(Figure collection entries)
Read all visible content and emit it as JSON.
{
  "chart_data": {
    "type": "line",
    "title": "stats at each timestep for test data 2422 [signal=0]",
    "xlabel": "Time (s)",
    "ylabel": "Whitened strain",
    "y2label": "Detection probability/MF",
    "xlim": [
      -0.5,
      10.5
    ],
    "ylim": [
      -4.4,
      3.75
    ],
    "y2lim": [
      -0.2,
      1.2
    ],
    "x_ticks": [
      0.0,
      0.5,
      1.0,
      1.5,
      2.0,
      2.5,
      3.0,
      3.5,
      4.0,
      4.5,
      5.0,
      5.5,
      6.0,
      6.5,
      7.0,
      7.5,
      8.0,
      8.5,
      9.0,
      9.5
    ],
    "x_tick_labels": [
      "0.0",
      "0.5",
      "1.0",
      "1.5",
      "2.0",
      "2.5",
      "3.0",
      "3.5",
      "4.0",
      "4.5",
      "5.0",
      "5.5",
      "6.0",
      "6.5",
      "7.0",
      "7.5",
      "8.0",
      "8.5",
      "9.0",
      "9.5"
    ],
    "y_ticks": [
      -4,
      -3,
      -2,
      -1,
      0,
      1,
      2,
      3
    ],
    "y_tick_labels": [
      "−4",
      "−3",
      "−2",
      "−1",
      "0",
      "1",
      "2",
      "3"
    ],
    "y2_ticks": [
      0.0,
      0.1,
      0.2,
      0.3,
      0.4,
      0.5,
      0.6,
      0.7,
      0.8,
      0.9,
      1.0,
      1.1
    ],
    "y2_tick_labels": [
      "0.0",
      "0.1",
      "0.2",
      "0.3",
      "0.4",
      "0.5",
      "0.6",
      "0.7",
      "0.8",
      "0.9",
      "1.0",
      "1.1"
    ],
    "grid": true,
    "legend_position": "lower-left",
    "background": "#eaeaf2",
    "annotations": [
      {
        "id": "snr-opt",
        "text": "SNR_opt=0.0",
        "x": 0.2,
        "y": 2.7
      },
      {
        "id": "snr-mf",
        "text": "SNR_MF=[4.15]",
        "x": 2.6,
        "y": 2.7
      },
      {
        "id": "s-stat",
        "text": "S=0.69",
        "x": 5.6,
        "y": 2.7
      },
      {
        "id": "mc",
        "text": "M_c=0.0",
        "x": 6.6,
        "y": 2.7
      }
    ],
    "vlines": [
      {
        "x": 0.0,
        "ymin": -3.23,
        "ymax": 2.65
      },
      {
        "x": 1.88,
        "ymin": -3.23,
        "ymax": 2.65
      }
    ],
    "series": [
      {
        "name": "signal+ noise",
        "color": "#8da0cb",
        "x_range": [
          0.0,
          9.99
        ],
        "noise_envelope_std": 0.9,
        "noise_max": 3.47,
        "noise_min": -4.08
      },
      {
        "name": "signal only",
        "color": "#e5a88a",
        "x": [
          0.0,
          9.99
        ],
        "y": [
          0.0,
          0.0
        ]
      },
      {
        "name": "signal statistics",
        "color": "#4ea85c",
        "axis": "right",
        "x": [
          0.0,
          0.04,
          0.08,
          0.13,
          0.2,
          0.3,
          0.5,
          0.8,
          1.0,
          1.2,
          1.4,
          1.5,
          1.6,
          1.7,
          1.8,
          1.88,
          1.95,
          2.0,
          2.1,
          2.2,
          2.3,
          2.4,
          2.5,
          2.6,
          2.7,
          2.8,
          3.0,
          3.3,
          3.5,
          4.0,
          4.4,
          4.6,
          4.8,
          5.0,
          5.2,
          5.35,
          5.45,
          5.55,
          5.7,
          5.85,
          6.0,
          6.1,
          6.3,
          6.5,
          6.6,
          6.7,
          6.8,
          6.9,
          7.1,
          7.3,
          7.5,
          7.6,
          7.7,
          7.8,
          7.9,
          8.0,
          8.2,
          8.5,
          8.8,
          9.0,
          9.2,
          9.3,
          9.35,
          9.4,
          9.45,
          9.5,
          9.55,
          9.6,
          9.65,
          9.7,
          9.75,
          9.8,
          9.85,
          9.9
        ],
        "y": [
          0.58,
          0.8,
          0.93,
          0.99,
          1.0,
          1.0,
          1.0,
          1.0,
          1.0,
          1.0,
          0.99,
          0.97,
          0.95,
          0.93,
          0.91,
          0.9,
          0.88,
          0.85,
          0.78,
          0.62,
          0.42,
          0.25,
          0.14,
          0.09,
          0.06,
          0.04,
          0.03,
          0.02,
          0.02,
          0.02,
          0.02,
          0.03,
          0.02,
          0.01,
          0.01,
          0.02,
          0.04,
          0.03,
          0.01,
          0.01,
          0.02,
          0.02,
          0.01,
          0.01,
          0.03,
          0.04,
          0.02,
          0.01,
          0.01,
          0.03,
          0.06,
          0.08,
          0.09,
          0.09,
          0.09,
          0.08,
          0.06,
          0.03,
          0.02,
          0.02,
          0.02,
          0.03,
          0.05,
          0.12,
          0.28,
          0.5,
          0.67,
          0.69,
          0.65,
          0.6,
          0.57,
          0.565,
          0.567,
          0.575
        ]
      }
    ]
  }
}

*Directions for this task*: Repeat every line of the data, exactly and in full.

*Problem solution*:
Read all visible content and emit it as JSON.
{
  "chart_data": {
    "type": "line",
    "title": "stats at each timestep for test data 2422 [signal=0]",
    "xlabel": "Time (s)",
    "ylabel": "Whitened strain",
    "y2label": "Detection probability/MF",
    "xlim": [
      -0.5,
      10.5
    ],
    "ylim": [
      -4.4,
      3.75
    ],
    "y2lim": [
      -0.2,
      1.2
    ],
    "x_ticks": [
      0.0,
      0.5,
      1.0,
      1.5,
      2.0,
      2.5,
      3.0,
      3.5,
      4.0,
      4.5,
      5.0,
      5.5,
      6.0,
      6.5,
      7.0,
      7.5,
      8.0,
      8.5,
      9.0,
      9.5
    ],
    "x_tick_labels": [
      "0.0",
      "0.5",
      "1.0",
      "1.5",
      "2.0",
      "2.5",
      "3.0",
      "3.5",
      "4.0",
      "4.5",
      "5.0",
      "5.5",
      "6.0",
      "6.5",
      "7.0",
      "7.5",
      "8.0",
      "8.5",
      "9.0",
      "9.5"
    ],
    "y_ticks": [
      -4,
      -3,
      -2,
      -1,
      0,
      1,
      2,
      3
    ],
    "y_tick_labels": [
      "−4",
      "−3",
      "−2",
      "−1",
      "0",
      "1",
      "2",
      "3"
    ],
    "y2_ticks": [
      0.0,
      0.1,
      0.2,
      0.3,
      0.4,
      0.5,
      0.6,
      0.7,
      0.8,
      0.9,
      1.0,
      1.1
    ],
    "y2_tick_labels": [
      "0.0",
      "0.1",
      "0.2",
      "0.3",
      "0.4",
      "0.5",
      "0.6",
      "0.7",
      "0.8",
      "0.9",
      "1.0",
      "1.1"
    ],
    "grid": true,
    "legend_position": "lower-left",
    "background": "#eaeaf2",
    "annotations": [
      {
        "id": "snr-opt",
        "text": "SNR_opt=0.0",
        "x": 0.2,
        "y": 2.7
      },
      {
        "id": "snr-mf",
        "text": "SNR_MF=[4.15]",
        "x": 2.6,
        "y": 2.7
      },
      {
        "id": "s-stat",
        "text": "S=0.69",
        "x": 5.6,
        "y": 2.7
      },
      {
        "id": "mc",
        "text": "M_c=0.0",
        "x": 6.6,
        "y": 2.7
      }
    ],
    "vlines": [
      {
        "x": 0.0,
        "ymin": -3.23,
        "ymax": 2.65
      },
      {
        "x": 1.88,
        "ymin": -3.23,
        "ymax": 2.65
      }
    ],
    "series": [
      {
        "name": "signal+ noise",
        "color": "#8da0cb",
        "x_range": [
          0.0,
          9.99
        ],
        "noise_envelope_std": 0.9,
        "noise_max": 3.47,
        "noise_min": -4.08
      },
      {
        "name": "signal only",
        "color": "#e5a88a",
        "x": [
          0.0,
          9.99
        ],
        "y": [
          0.0,
          0.0
        ]
      },
      {
        "name": "signal statistics",
        "color": "#4ea85c",
        "axis": "right",
        "x": [
          0.0,
          0.04,
          0.08,
          0.13,
          0.2,
          0.3,
          0.5,
          0.8,
          1.0,
          1.2,
          1.4,
          1.5,
          1.6,
          1.7,
          1.8,
          1.88,
          1.95,
          2.0,
          2.1,
          2.2,
          2.3,
          2.4,
          2.5,
          2.6,
          2.7,
          2.8,
          3.0,
          3.3,
          3.5,
          4.0,
          4.4,
          4.6,
          4.8,
          5.0,
          5.2,
          5.35,
          5.45,
          5.55,
          5.7,
          5.85,
          6.0,
          6.1,
          6.3,
          6.5,
          6.6,
          6.7,
          6.8,
          6.9,
          7.1,
          7.3,
          7.5,
          7.6,
          7.7,
          7.8,
          7.9,
          8.0,
          8.2,
          8.5,
          8.8,
          9.0,
          9.2,
          9.3,
          9.35,
          9.4,
          9.45,
          9.5,
          9.55,
          9.6,
          9.65,
          9.7,
          9.75,
          9.8,
          9.85,
          9.9
        ],
        "y": [
          0.58,
          0.8,
          0.93,
          0.99,
          1.0,
          1.0,
          1.0,
          1.0,
          1.0,
          1.0,
          0.99,
          0.97,
          0.95,
          0.93,
          0.91,
          0.9,
          0.88,
          0.85,
          0.78,
          0.62,
          0.42,
          0.25,
          0.14,
          0.09,
          0.06,
          0.04,
          0.03,
          0.02,
          0.02,
          0.02,
          0.02,
          0.03,
          0.02,
          0.01,
          0.01,
          0.02,
          0.04,
          0.03,
          0.01,
          0.01,
          0.02,
          0.02,
          0.01,
          0.01,
          0.03,
          0.04,
          0.02,
          0.01,
          0.01,
          0.03,
          0.06,
          0.08,
          0.09,
          0.09,
          0.09,
          0.08,
          0.06,
          0.03,
          0.02,
          0.02,
          0.02,
          0.03,
          0.05,
          0.12,
          0.28,
          0.5,
          0.67,
          0.69,
          0.65,
          0.6,
          0.57,
          0.565,
          0.567,
          0.575
        ]
      }
    ]
  }
}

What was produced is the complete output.